● **Directions for this task**:
Filter the records for lines holding the string "Абдикеево".

● **Working data**:
=====

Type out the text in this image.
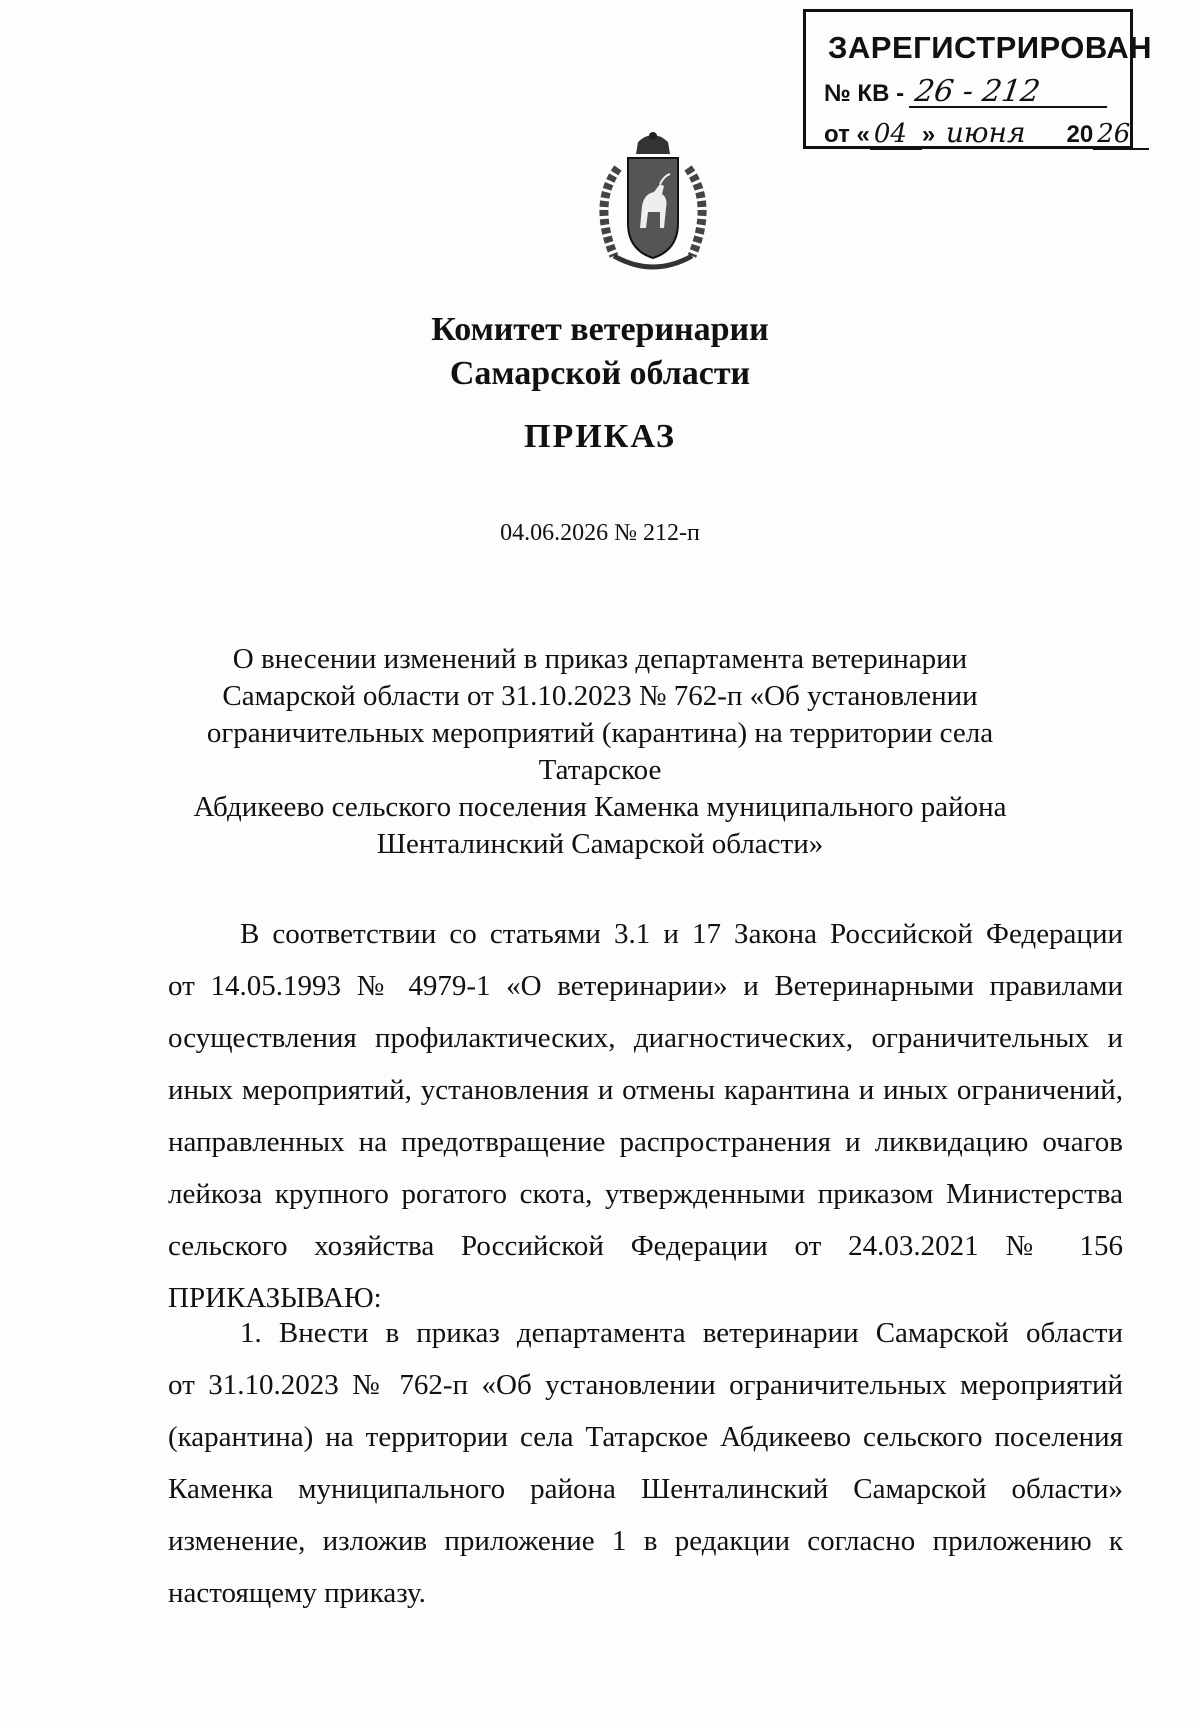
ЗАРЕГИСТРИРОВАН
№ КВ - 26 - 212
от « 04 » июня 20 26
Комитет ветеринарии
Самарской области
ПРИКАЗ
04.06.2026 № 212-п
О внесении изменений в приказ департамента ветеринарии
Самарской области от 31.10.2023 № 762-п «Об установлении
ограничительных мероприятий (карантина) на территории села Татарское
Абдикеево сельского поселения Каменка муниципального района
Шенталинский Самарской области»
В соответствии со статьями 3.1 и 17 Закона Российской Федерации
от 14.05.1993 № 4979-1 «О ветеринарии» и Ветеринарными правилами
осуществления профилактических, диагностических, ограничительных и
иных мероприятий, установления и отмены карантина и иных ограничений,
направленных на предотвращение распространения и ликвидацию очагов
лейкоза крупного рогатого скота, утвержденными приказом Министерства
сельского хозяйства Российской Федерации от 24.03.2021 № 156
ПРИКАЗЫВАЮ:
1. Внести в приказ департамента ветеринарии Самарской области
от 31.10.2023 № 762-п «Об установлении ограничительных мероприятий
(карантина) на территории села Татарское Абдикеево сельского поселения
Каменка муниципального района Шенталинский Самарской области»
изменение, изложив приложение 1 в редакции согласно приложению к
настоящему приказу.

=====

● **Result**:
Абдикеево сельского поселения Каменка муниципального района
(карантина) на территории села Татарское Абдикеево сельского поселения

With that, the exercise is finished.